* WHAT NEEDS TO BE DONE *
Exactly as written, please set down all of the entries again, with no pictures.

───── GIVEN INFORMATION ─────

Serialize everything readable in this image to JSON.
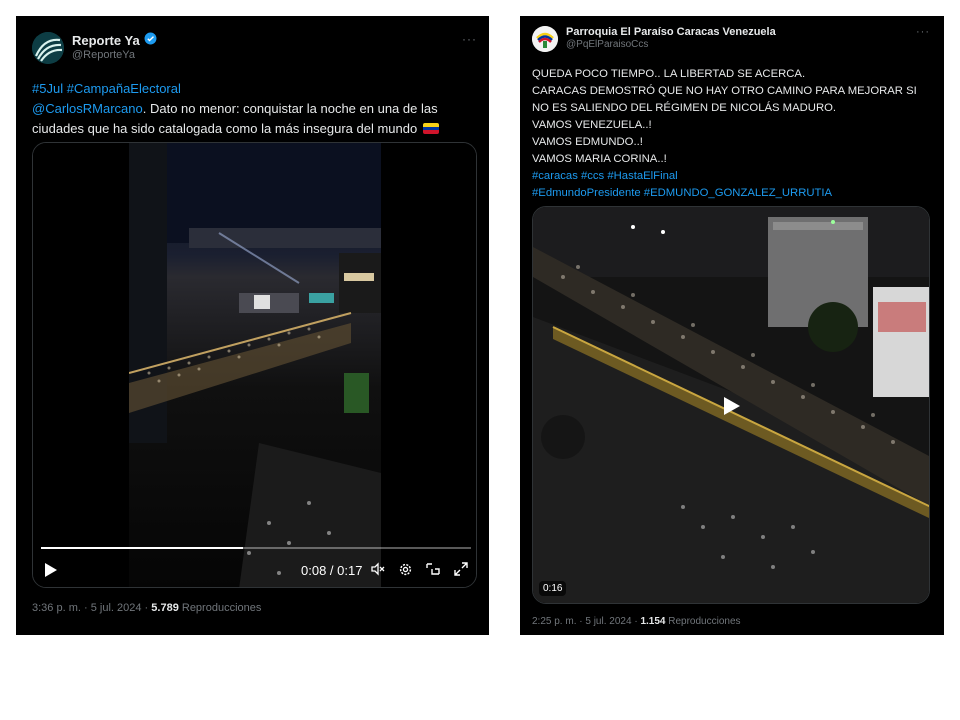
{
  "tweet1": {
    "name": "Reporte Ya",
    "handle": "@ReporteYa",
    "more": "···",
    "hashtag1": "#5Jul",
    "hashtag2": "#CampañaElectoral",
    "mention": "@CarlosRMarcano",
    "text_after_mention": ". Dato no menor: conquistar la noche en una de las",
    "text_line2": "ciudades que ha sido catalogada como la más insegura del mundo",
    "flag_icon": "venezuela-flag-icon",
    "video": {
      "time": "0:08 / 0:17",
      "progress": 0.47
    },
    "footer": {
      "time": "3:36 p. m.",
      "sep1": "·",
      "date": "5 jul. 2024",
      "sep2": "·",
      "views": "5.789",
      "views_label": "Reproducciones"
    }
  },
  "tweet2": {
    "name": "Parroquia El Paraíso Caracas Venezuela",
    "handle": "@PqElParaisoCcs",
    "more": "···",
    "lines": [
      "QUEDA POCO TIEMPO.. LA LIBERTAD SE ACERCA.",
      "CARACAS DEMOSTRÓ QUE NO HAY OTRO CAMINO PARA MEJORAR SI",
      "NO ES SALIENDO DEL RÉGIMEN DE NICOLÁS MADURO.",
      "VAMOS VENEZUELA..!",
      "VAMOS EDMUNDO..!",
      "VAMOS MARIA CORINA..!"
    ],
    "tags_line1": "#caracas #ccs #HastaElFinal",
    "tags_line2": "#EdmundoPresidente #EDMUNDO_GONZALEZ_URRUTIA",
    "video": {
      "duration": "0:16"
    },
    "footer": {
      "time": "2:25 p. m.",
      "sep1": "·",
      "date": "5 jul. 2024",
      "sep2": "·",
      "views": "1.154",
      "views_label": "Reproducciones"
    }
  },
  "colors": {
    "background": "#000000",
    "text": "#e7e9ea",
    "muted": "#71767b",
    "link": "#1d9bf0",
    "verified": "#1d9bf0"
  }
}
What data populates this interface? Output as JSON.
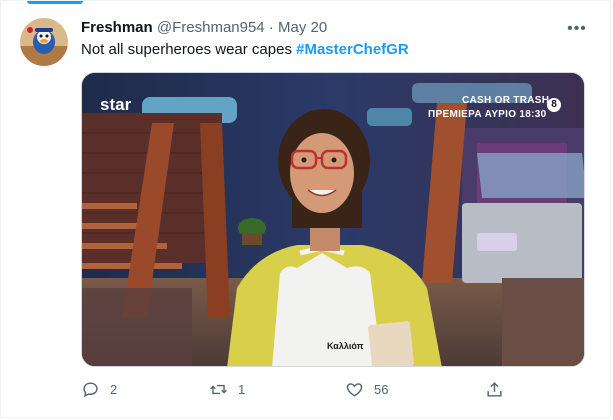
{
  "tweet": {
    "author_name": "Freshman",
    "author_handle": "@Freshman954",
    "separator": "·",
    "date": "May 20",
    "more_label": "•••",
    "text": "Not all superheroes wear capes ",
    "hashtag": "#MasterChefGR"
  },
  "media": {
    "channel_logo": "star",
    "promo_title": "CASH OR TRASH",
    "promo_subtitle": "ΠΡΕΜΙΕΡΑ ΑΥΡΙΟ 18:30",
    "rating_badge": "8",
    "apron_text": "Καλλιόπ"
  },
  "actions": {
    "reply_icon": "reply-icon",
    "reply_count": "2",
    "retweet_icon": "retweet-icon",
    "retweet_count": "1",
    "like_icon": "heart-icon",
    "like_count": "56",
    "share_icon": "share-icon"
  },
  "colors": {
    "accent": "#1d9bf0",
    "text_primary": "#0f1419",
    "text_secondary": "#536471",
    "border": "#eff3f4"
  }
}
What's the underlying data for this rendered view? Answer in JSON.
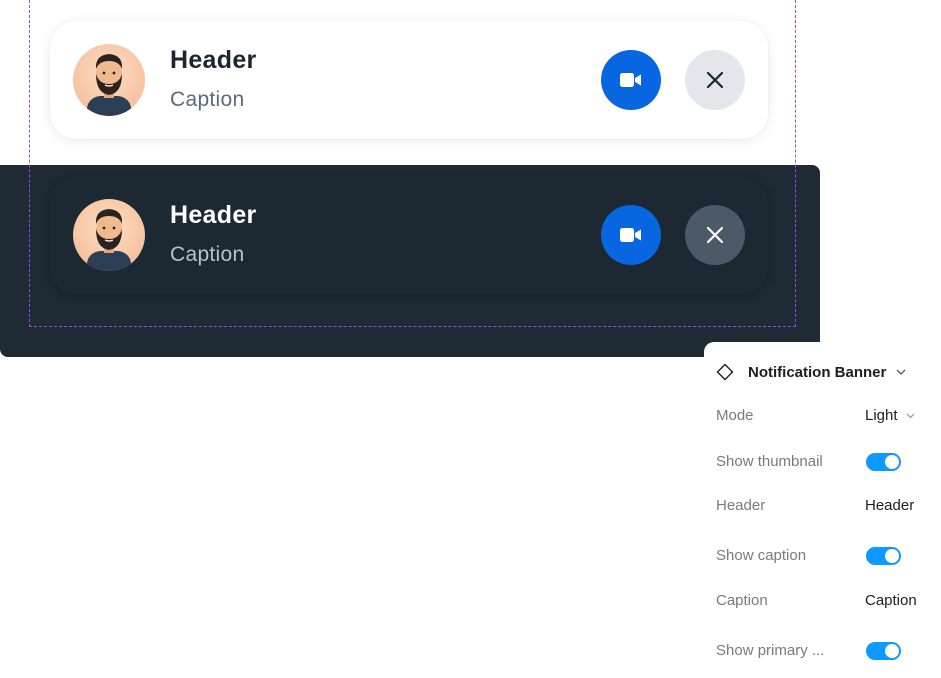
{
  "light_banner": {
    "header": "Header",
    "caption": "Caption"
  },
  "dark_banner": {
    "header": "Header",
    "caption": "Caption"
  },
  "panel": {
    "component_name": "Notification Banner",
    "properties": {
      "mode": {
        "label": "Mode",
        "value": "Light"
      },
      "show_thumbnail": {
        "label": "Show thumbnail",
        "value": true
      },
      "header": {
        "label": "Header",
        "value": "Header"
      },
      "show_caption": {
        "label": "Show caption",
        "value": true
      },
      "caption": {
        "label": "Caption",
        "value": "Caption"
      },
      "show_primary": {
        "label": "Show primary ...",
        "value": true
      }
    }
  },
  "colors": {
    "dark_frame": "#1e2a34",
    "primary_button": "#0866e0",
    "toggle_on": "#0d99ff",
    "selection": "#8a4cf0"
  },
  "icons": {
    "video": "video-camera-icon",
    "close": "close-icon",
    "component": "component-diamond-icon",
    "chevron": "chevron-down-icon"
  }
}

─────

* EXERCISE RESPONSE *
Serialize everything readable in this image to JSON.
{
  "tweet1": {
    "name": "Reporte Ya",
    "handle": "@ReporteYa",
    "more": "···",
    "hashtag1": "#5Jul",
    "hashtag2": "#CampañaElectoral",
    "mention": "@CarlosRMarcano",
    "text_after_mention": ". Dato no menor: conquistar la noche en una de las",
    "text_line2": "ciudades que ha sido catalogada como la más insegura del mundo",
    "flag_icon": "venezuela-flag-icon",
    "video": {
      "time": "0:08 / 0:17",
      "progress": 0.47
    },
    "footer": {
      "time": "3:36 p. m.",
      "sep1": "·",
      "date": "5 jul. 2024",
      "sep2": "·",
      "views": "5.789",
      "views_label": "Reproducciones"
    }
  },
  "tweet2": {
    "name": "Parroquia El Paraíso Caracas Venezuela",
    "handle": "@PqElParaisoCcs",
    "more": "···",
    "lines": [
      "QUEDA POCO TIEMPO.. LA LIBERTAD SE ACERCA.",
      "CARACAS DEMOSTRÓ QUE NO HAY OTRO CAMINO PARA MEJORAR SI",
      "NO ES SALIENDO DEL RÉGIMEN DE NICOLÁS MADURO.",
      "VAMOS VENEZUELA..!",
      "VAMOS EDMUNDO..!",
      "VAMOS MARIA CORINA..!"
    ],
    "tags_line1": "#caracas #ccs #HastaElFinal",
    "tags_line2": "#EdmundoPresidente #EDMUNDO_GONZALEZ_URRUTIA",
    "video": {
      "duration": "0:16"
    },
    "footer": {
      "time": "2:25 p. m.",
      "sep1": "·",
      "date": "5 jul. 2024",
      "sep2": "·",
      "views": "1.154",
      "views_label": "Reproducciones"
    }
  },
  "colors": {
    "background": "#000000",
    "text": "#e7e9ea",
    "muted": "#71767b",
    "link": "#1d9bf0",
    "verified": "#1d9bf0"
  }
}
What data populates this interface? Output as JSON.
{
  "tweet": {
    "author_name": "Freshman",
    "author_handle": "@Freshman954",
    "separator": "·",
    "date": "May 20",
    "more_label": "•••",
    "text": "Not all superheroes wear capes ",
    "hashtag": "#MasterChefGR"
  },
  "media": {
    "channel_logo": "star",
    "promo_title": "CASH OR TRASH",
    "promo_subtitle": "ΠΡΕΜΙΕΡΑ ΑΥΡΙΟ 18:30",
    "rating_badge": "8",
    "apron_text": "Καλλιόπ"
  },
  "actions": {
    "reply_icon": "reply-icon",
    "reply_count": "2",
    "retweet_icon": "retweet-icon",
    "retweet_count": "1",
    "like_icon": "heart-icon",
    "like_count": "56",
    "share_icon": "share-icon"
  },
  "colors": {
    "accent": "#1d9bf0",
    "text_primary": "#0f1419",
    "text_secondary": "#536471",
    "border": "#eff3f4"
  }
}
What's the underlying data for this rendered view? Answer in JSON.
{
  "light_banner": {
    "header": "Header",
    "caption": "Caption"
  },
  "dark_banner": {
    "header": "Header",
    "caption": "Caption"
  },
  "panel": {
    "component_name": "Notification Banner",
    "properties": {
      "mode": {
        "label": "Mode",
        "value": "Light"
      },
      "show_thumbnail": {
        "label": "Show thumbnail",
        "value": true
      },
      "header": {
        "label": "Header",
        "value": "Header"
      },
      "show_caption": {
        "label": "Show caption",
        "value": true
      },
      "caption": {
        "label": "Caption",
        "value": "Caption"
      },
      "show_primary": {
        "label": "Show primary ...",
        "value": true
      }
    }
  },
  "colors": {
    "dark_frame": "#1e2a34",
    "primary_button": "#0866e0",
    "toggle_on": "#0d99ff",
    "selection": "#8a4cf0"
  },
  "icons": {
    "video": "video-camera-icon",
    "close": "close-icon",
    "component": "component-diamond-icon",
    "chevron": "chevron-down-icon"
  }
}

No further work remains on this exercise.